## EXTRACT TO READ

[Start of section]

And we think overall, if you think about EPKINLEY, we think relative to the 2 different products that are out there from the competition, we look at the efficacy, very strong efficacy we see as well as a very manageable safety profile. We think that stacks up very nicely relative to the competition. There will be some areas where the competition will be ahead of us. We have to acknowledge that and compete effectively. There'll be other areas like second-line follicular lymphoma, where very clearly, it looks like we are ahead, and we'll look to continue to look for opportunities to do that.
And then perhaps depending on timing of various trial readouts we could have the potential to be ahead in frontline DLBCL as well. I think that kind of brings back to your other question was around that product profile in frontline DLBCL. The existing standard of care is R-CHOP. We're adding on to R-CHOP. Of course, we have to see our Phase III data, but we've seen so far in the Phase II data is highly compelling. We think it's going to be additive to the existing standard of care R-CHOP, and we think it's going to be competitive to other things that are out there in the marketplace.
Okay. Just from a practical standpoint, as you go earlier lines, you're going to be -- the patients that are going to be increasingly treated in the community setting, just perhaps talk through your commercial capabilities in community versus in academic centers?

[End of section]

## WORK ORDER 1
Decide whether each statement agrees with the EPKINLEY remarks. Answer yes or no and quote the deciding words: (a) The speaker claims EPKINLEY leads the competition in every area. (b) The existing standard of care the speaker names is R-CHOP. (c) Phase III data for the product have already been seen.
## WORK ORDER 2
Summarize the EPKINLEY remarks in two sentences.
## WORK ORDER 3
Translate this sentence from the EPKINLEY remarks into Spanish: "There will be some areas where the competition will be ahead of us."

## SUPPLIED INFORMATION
[Start of section]

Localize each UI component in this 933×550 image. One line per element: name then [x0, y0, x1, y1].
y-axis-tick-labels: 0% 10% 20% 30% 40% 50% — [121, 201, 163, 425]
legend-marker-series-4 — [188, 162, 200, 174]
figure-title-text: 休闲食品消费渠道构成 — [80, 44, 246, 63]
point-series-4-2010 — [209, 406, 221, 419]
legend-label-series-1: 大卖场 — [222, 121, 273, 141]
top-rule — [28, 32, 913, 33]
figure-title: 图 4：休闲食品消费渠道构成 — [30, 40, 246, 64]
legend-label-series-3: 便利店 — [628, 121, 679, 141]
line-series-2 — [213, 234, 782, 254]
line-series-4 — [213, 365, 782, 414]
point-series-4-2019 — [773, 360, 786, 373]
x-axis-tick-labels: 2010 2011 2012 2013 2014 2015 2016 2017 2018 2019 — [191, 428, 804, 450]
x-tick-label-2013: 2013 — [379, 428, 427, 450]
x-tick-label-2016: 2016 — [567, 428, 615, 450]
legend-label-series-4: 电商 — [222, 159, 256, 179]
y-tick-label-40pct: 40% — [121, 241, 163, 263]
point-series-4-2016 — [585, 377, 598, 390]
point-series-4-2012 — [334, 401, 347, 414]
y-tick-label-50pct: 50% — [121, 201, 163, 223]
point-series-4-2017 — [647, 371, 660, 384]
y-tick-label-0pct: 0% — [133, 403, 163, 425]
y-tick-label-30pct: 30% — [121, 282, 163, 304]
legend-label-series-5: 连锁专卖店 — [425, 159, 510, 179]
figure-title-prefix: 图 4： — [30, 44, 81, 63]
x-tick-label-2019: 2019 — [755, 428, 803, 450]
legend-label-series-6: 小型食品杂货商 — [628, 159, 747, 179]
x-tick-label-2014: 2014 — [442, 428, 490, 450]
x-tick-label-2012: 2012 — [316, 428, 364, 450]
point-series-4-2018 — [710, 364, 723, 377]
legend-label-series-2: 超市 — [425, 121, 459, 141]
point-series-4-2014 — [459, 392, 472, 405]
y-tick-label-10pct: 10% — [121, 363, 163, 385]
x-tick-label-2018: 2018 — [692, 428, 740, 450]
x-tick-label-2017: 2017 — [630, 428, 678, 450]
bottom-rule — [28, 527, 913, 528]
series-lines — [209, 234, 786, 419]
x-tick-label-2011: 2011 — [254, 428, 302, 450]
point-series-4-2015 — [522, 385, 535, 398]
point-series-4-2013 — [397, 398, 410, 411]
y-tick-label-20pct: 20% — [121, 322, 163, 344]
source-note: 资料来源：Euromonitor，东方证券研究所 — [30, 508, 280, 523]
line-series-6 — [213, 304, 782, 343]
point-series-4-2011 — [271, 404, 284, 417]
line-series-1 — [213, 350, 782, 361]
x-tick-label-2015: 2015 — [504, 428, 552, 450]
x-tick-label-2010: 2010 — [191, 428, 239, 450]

[End of section]

## YOUR RESPONSE 1
(a) No: "There will be some areas where the competition will be ahead of us."
(b) Yes: "The existing standard of care is R-CHOP."
(c) No: "Of course, we have to see our Phase III data"

## YOUR RESPONSE 2
The speaker says EPKINLEY's very strong efficacy and very manageable safety profile stack up nicely against two competing products, admits the competition will lead in some areas, and says EPKINLEY appears clearly ahead in second-line follicular lymphoma and could also be ahead in frontline DLBCL. The product is being added to the standard of care, R-CHOP, with highly compelling Phase II data and Phase III data still to come, and a follow-up question asks about commercial capabilities in community versus academic centers.

## YOUR RESPONSE 3
Habrá algunas áreas en las que la competencia estará por delante de nosotros.